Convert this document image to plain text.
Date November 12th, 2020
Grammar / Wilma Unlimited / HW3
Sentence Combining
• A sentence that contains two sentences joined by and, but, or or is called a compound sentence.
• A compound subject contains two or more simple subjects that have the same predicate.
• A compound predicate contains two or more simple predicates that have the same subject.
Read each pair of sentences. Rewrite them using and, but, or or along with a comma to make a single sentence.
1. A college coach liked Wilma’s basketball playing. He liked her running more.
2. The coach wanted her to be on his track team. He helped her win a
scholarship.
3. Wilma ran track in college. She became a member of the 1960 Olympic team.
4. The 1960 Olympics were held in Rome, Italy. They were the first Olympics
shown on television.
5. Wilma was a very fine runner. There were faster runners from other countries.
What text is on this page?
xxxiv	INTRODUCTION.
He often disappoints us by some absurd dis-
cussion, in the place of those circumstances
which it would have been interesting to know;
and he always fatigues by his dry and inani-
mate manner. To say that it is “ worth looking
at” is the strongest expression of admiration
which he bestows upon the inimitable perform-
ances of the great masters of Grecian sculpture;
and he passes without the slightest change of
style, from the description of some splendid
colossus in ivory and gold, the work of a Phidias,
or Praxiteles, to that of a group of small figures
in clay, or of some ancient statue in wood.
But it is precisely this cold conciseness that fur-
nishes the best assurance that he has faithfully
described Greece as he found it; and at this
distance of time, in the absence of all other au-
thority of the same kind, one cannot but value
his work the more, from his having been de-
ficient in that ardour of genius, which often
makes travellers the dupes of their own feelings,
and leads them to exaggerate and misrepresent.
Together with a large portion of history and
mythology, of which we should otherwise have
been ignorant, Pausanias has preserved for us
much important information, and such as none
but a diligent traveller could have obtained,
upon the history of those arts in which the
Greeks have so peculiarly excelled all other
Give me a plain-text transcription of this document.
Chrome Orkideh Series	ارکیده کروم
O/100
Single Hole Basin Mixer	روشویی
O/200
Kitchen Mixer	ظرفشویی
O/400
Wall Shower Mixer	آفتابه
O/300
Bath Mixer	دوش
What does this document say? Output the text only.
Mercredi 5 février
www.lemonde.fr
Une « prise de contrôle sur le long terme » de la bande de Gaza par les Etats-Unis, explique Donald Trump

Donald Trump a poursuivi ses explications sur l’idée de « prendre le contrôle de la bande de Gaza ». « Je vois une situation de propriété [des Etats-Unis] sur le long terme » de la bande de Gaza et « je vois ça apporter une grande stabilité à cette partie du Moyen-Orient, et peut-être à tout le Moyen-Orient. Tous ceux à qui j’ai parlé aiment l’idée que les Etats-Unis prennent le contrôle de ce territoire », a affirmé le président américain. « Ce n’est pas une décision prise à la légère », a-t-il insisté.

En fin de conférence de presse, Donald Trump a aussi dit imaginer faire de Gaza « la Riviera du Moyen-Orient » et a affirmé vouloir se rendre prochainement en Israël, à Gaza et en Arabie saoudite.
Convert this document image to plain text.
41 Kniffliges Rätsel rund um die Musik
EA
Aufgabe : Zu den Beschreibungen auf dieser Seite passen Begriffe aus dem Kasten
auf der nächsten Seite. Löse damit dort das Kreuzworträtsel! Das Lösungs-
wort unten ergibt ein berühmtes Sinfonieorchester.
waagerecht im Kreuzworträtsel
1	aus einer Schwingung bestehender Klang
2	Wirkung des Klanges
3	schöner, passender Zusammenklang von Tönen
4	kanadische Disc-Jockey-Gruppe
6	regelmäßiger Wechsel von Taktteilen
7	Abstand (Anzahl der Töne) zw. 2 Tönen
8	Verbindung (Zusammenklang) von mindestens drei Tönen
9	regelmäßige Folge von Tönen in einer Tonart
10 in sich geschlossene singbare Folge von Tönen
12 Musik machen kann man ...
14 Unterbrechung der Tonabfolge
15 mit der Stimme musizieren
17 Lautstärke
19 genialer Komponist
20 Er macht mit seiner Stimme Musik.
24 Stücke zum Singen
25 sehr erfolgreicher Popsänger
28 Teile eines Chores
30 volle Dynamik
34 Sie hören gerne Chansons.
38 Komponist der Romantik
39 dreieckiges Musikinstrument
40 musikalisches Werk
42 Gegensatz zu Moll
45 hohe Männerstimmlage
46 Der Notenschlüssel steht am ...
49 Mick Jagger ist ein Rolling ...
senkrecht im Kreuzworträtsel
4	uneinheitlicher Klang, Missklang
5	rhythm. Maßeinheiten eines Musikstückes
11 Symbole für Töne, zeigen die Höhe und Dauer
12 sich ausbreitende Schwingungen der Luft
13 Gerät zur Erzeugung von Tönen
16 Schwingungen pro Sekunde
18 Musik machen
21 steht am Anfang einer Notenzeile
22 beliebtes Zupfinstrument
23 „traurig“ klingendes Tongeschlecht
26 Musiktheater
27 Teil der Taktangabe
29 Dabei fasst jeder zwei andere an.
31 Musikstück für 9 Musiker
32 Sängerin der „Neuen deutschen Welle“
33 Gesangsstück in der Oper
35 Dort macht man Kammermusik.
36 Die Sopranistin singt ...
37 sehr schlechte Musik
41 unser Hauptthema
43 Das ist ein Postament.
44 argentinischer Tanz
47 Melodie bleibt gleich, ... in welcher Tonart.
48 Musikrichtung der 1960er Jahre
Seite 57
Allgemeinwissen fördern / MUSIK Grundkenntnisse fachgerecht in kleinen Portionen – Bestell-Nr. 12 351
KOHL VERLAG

:::

WORK TO DO
Copy out each record from above, exactly.

SOLUTION FOR THIS TASK
Convert this document image to plain text.
Date November 12th, 2020
Grammar / Wilma Unlimited / HW3
Sentence Combining
• A sentence that contains two sentences joined by and, but, or or is called a compound sentence.
• A compound subject contains two or more simple subjects that have the same predicate.
• A compound predicate contains two or more simple predicates that have the same subject.
Read each pair of sentences. Rewrite them using and, but, or or along with a comma to make a single sentence.
1. A college coach liked Wilma’s basketball playing. He liked her running more.
2. The coach wanted her to be on his track team. He helped her win a
scholarship.
3. Wilma ran track in college. She became a member of the 1960 Olympic team.
4. The 1960 Olympics were held in Rome, Italy. They were the first Olympics
shown on television.
5. Wilma was a very fine runner. There were faster runners from other countries.
What text is on this page?
xxxiv	INTRODUCTION.
He often disappoints us by some absurd dis-
cussion, in the place of those circumstances
which it would have been interesting to know;
and he always fatigues by his dry and inani-
mate manner. To say that it is “ worth looking
at” is the strongest expression of admiration
which he bestows upon the inimitable perform-
ances of the great masters of Grecian sculpture;
and he passes without the slightest change of
style, from the description of some splendid
colossus in ivory and gold, the work of a Phidias,
or Praxiteles, to that of a group of small figures
in clay, or of some ancient statue in wood.
But it is precisely this cold conciseness that fur-
nishes the best assurance that he has faithfully
described Greece as he found it; and at this
distance of time, in the absence of all other au-
thority of the same kind, one cannot but value
his work the more, from his having been de-
ficient in that ardour of genius, which often
makes travellers the dupes of their own feelings,
and leads them to exaggerate and misrepresent.
Together with a large portion of history and
mythology, of which we should otherwise have
been ignorant, Pausanias has preserved for us
much important information, and such as none
but a diligent traveller could have obtained,
upon the history of those arts in which the
Greeks have so peculiarly excelled all other
Give me a plain-text transcription of this document.
Chrome Orkideh Series	ارکیده کروم
O/100
Single Hole Basin Mixer	روشویی
O/200
Kitchen Mixer	ظرفشویی
O/400
Wall Shower Mixer	آفتابه
O/300
Bath Mixer	دوش
What does this document say? Output the text only.
Mercredi 5 février
www.lemonde.fr
Une « prise de contrôle sur le long terme » de la bande de Gaza par les Etats-Unis, explique Donald Trump

Donald Trump a poursuivi ses explications sur l’idée de « prendre le contrôle de la bande de Gaza ». « Je vois une situation de propriété [des Etats-Unis] sur le long terme » de la bande de Gaza et « je vois ça apporter une grande stabilité à cette partie du Moyen-Orient, et peut-être à tout le Moyen-Orient. Tous ceux à qui j’ai parlé aiment l’idée que les Etats-Unis prennent le contrôle de ce territoire », a affirmé le président américain. « Ce n’est pas une décision prise à la légère », a-t-il insisté.

En fin de conférence de presse, Donald Trump a aussi dit imaginer faire de Gaza « la Riviera du Moyen-Orient » et a affirmé vouloir se rendre prochainement en Israël, à Gaza et en Arabie saoudite.
Convert this document image to plain text.
41 Kniffliges Rätsel rund um die Musik
EA
Aufgabe : Zu den Beschreibungen auf dieser Seite passen Begriffe aus dem Kasten
auf der nächsten Seite. Löse damit dort das Kreuzworträtsel! Das Lösungs-
wort unten ergibt ein berühmtes Sinfonieorchester.
waagerecht im Kreuzworträtsel
1	aus einer Schwingung bestehender Klang
2	Wirkung des Klanges
3	schöner, passender Zusammenklang von Tönen
4	kanadische Disc-Jockey-Gruppe
6	regelmäßiger Wechsel von Taktteilen
7	Abstand (Anzahl der Töne) zw. 2 Tönen
8	Verbindung (Zusammenklang) von mindestens drei Tönen
9	regelmäßige Folge von Tönen in einer Tonart
10 in sich geschlossene singbare Folge von Tönen
12 Musik machen kann man ...
14 Unterbrechung der Tonabfolge
15 mit der Stimme musizieren
17 Lautstärke
19 genialer Komponist
20 Er macht mit seiner Stimme Musik.
24 Stücke zum Singen
25 sehr erfolgreicher Popsänger
28 Teile eines Chores
30 volle Dynamik
34 Sie hören gerne Chansons.
38 Komponist der Romantik
39 dreieckiges Musikinstrument
40 musikalisches Werk
42 Gegensatz zu Moll
45 hohe Männerstimmlage
46 Der Notenschlüssel steht am ...
49 Mick Jagger ist ein Rolling ...
senkrecht im Kreuzworträtsel
4	uneinheitlicher Klang, Missklang
5	rhythm. Maßeinheiten eines Musikstückes
11 Symbole für Töne, zeigen die Höhe und Dauer
12 sich ausbreitende Schwingungen der Luft
13 Gerät zur Erzeugung von Tönen
16 Schwingungen pro Sekunde
18 Musik machen
21 steht am Anfang einer Notenzeile
22 beliebtes Zupfinstrument
23 „traurig“ klingendes Tongeschlecht
26 Musiktheater
27 Teil der Taktangabe
29 Dabei fasst jeder zwei andere an.
31 Musikstück für 9 Musiker
32 Sängerin der „Neuen deutschen Welle“
33 Gesangsstück in der Oper
35 Dort macht man Kammermusik.
36 Die Sopranistin singt ...
37 sehr schlechte Musik
41 unser Hauptthema
43 Das ist ein Postament.
44 argentinischer Tanz
47 Melodie bleibt gleich, ... in welcher Tonart.
48 Musikrichtung der 1960er Jahre
Seite 57
Allgemeinwissen fördern / MUSIK Grundkenntnisse fachgerecht in kleinen Portionen – Bestell-Nr. 12 351
KOHL VERLAG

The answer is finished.